CHALLENGE> Exact repetition of every entry is required.

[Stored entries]
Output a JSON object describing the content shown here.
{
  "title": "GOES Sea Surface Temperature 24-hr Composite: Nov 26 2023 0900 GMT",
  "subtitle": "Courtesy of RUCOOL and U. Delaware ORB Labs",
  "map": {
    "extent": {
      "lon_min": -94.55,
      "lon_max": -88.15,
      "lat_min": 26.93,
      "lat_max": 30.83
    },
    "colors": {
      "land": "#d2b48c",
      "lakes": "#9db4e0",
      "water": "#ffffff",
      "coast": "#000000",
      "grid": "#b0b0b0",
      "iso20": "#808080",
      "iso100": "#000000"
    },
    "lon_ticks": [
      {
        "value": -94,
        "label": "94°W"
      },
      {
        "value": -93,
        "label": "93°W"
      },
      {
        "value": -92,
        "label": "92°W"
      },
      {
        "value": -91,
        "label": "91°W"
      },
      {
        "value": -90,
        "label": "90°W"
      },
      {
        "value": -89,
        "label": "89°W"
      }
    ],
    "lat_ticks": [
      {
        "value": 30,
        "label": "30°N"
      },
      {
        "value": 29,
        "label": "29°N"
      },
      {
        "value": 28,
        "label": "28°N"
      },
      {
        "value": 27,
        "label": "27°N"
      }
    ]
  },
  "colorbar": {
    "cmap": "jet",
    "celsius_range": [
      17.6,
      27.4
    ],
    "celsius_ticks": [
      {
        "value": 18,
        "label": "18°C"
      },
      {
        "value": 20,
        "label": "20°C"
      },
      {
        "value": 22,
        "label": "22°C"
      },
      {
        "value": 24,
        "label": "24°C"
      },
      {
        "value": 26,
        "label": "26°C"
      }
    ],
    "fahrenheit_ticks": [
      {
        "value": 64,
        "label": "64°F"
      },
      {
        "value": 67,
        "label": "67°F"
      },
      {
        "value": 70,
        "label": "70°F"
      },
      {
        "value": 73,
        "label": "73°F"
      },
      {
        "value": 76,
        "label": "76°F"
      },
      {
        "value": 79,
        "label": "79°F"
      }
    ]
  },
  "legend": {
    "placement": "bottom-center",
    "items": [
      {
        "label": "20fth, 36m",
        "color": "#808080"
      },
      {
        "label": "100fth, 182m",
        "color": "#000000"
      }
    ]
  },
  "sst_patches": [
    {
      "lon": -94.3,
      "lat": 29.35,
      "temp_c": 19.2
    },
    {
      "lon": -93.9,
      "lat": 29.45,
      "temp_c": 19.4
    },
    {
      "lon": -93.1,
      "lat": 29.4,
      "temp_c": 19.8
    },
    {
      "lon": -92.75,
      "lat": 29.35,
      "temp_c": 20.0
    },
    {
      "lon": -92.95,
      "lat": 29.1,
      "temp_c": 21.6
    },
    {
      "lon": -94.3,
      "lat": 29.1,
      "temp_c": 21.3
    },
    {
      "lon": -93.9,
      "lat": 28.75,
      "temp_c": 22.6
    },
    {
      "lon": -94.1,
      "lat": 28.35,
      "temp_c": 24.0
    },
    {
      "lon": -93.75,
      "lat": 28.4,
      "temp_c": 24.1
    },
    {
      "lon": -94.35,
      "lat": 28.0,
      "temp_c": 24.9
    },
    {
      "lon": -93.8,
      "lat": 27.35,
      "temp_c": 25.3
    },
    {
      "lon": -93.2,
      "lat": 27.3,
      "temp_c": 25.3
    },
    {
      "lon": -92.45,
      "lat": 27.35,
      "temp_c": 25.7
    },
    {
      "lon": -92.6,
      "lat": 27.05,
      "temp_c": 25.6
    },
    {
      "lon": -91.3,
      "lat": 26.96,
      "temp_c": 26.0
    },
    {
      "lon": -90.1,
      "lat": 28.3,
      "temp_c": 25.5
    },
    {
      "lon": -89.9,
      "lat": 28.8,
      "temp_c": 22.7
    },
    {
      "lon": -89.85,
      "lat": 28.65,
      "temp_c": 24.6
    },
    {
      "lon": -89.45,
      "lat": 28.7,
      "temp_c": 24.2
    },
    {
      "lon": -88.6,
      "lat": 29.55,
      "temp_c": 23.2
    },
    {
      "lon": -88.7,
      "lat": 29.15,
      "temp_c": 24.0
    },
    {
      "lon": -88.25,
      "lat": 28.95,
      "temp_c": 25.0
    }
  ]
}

RESULT OF THIS TASK>
Output a JSON object describing the content shown here.
{
  "title": "GOES Sea Surface Temperature 24-hr Composite: Nov 26 2023 0900 GMT",
  "subtitle": "Courtesy of RUCOOL and U. Delaware ORB Labs",
  "map": {
    "extent": {
      "lon_min": -94.55,
      "lon_max": -88.15,
      "lat_min": 26.93,
      "lat_max": 30.83
    },
    "colors": {
      "land": "#d2b48c",
      "lakes": "#9db4e0",
      "water": "#ffffff",
      "coast": "#000000",
      "grid": "#b0b0b0",
      "iso20": "#808080",
      "iso100": "#000000"
    },
    "lon_ticks": [
      {
        "value": -94,
        "label": "94°W"
      },
      {
        "value": -93,
        "label": "93°W"
      },
      {
        "value": -92,
        "label": "92°W"
      },
      {
        "value": -91,
        "label": "91°W"
      },
      {
        "value": -90,
        "label": "90°W"
      },
      {
        "value": -89,
        "label": "89°W"
      }
    ],
    "lat_ticks": [
      {
        "value": 30,
        "label": "30°N"
      },
      {
        "value": 29,
        "label": "29°N"
      },
      {
        "value": 28,
        "label": "28°N"
      },
      {
        "value": 27,
        "label": "27°N"
      }
    ]
  },
  "colorbar": {
    "cmap": "jet",
    "celsius_range": [
      17.6,
      27.4
    ],
    "celsius_ticks": [
      {
        "value": 18,
        "label": "18°C"
      },
      {
        "value": 20,
        "label": "20°C"
      },
      {
        "value": 22,
        "label": "22°C"
      },
      {
        "value": 24,
        "label": "24°C"
      },
      {
        "value": 26,
        "label": "26°C"
      }
    ],
    "fahrenheit_ticks": [
      {
        "value": 64,
        "label": "64°F"
      },
      {
        "value": 67,
        "label": "67°F"
      },
      {
        "value": 70,
        "label": "70°F"
      },
      {
        "value": 73,
        "label": "73°F"
      },
      {
        "value": 76,
        "label": "76°F"
      },
      {
        "value": 79,
        "label": "79°F"
      }
    ]
  },
  "legend": {
    "placement": "bottom-center",
    "items": [
      {
        "label": "20fth, 36m",
        "color": "#808080"
      },
      {
        "label": "100fth, 182m",
        "color": "#000000"
      }
    ]
  },
  "sst_patches": [
    {
      "lon": -94.3,
      "lat": 29.35,
      "temp_c": 19.2
    },
    {
      "lon": -93.9,
      "lat": 29.45,
      "temp_c": 19.4
    },
    {
      "lon": -93.1,
      "lat": 29.4,
      "temp_c": 19.8
    },
    {
      "lon": -92.75,
      "lat": 29.35,
      "temp_c": 20.0
    },
    {
      "lon": -92.95,
      "lat": 29.1,
      "temp_c": 21.6
    },
    {
      "lon": -94.3,
      "lat": 29.1,
      "temp_c": 21.3
    },
    {
      "lon": -93.9,
      "lat": 28.75,
      "temp_c": 22.6
    },
    {
      "lon": -94.1,
      "lat": 28.35,
      "temp_c": 24.0
    },
    {
      "lon": -93.75,
      "lat": 28.4,
      "temp_c": 24.1
    },
    {
      "lon": -94.35,
      "lat": 28.0,
      "temp_c": 24.9
    },
    {
      "lon": -93.8,
      "lat": 27.35,
      "temp_c": 25.3
    },
    {
      "lon": -93.2,
      "lat": 27.3,
      "temp_c": 25.3
    },
    {
      "lon": -92.45,
      "lat": 27.35,
      "temp_c": 25.7
    },
    {
      "lon": -92.6,
      "lat": 27.05,
      "temp_c": 25.6
    },
    {
      "lon": -91.3,
      "lat": 26.96,
      "temp_c": 26.0
    },
    {
      "lon": -90.1,
      "lat": 28.3,
      "temp_c": 25.5
    },
    {
      "lon": -89.9,
      "lat": 28.8,
      "temp_c": 22.7
    },
    {
      "lon": -89.85,
      "lat": 28.65,
      "temp_c": 24.6
    },
    {
      "lon": -89.45,
      "lat": 28.7,
      "temp_c": 24.2
    },
    {
      "lon": -88.6,
      "lat": 29.55,
      "temp_c": 23.2
    },
    {
      "lon": -88.7,
      "lat": 29.15,
      "temp_c": 24.0
    },
    {
      "lon": -88.25,
      "lat": 28.95,
      "temp_c": 25.0
    }
  ]
}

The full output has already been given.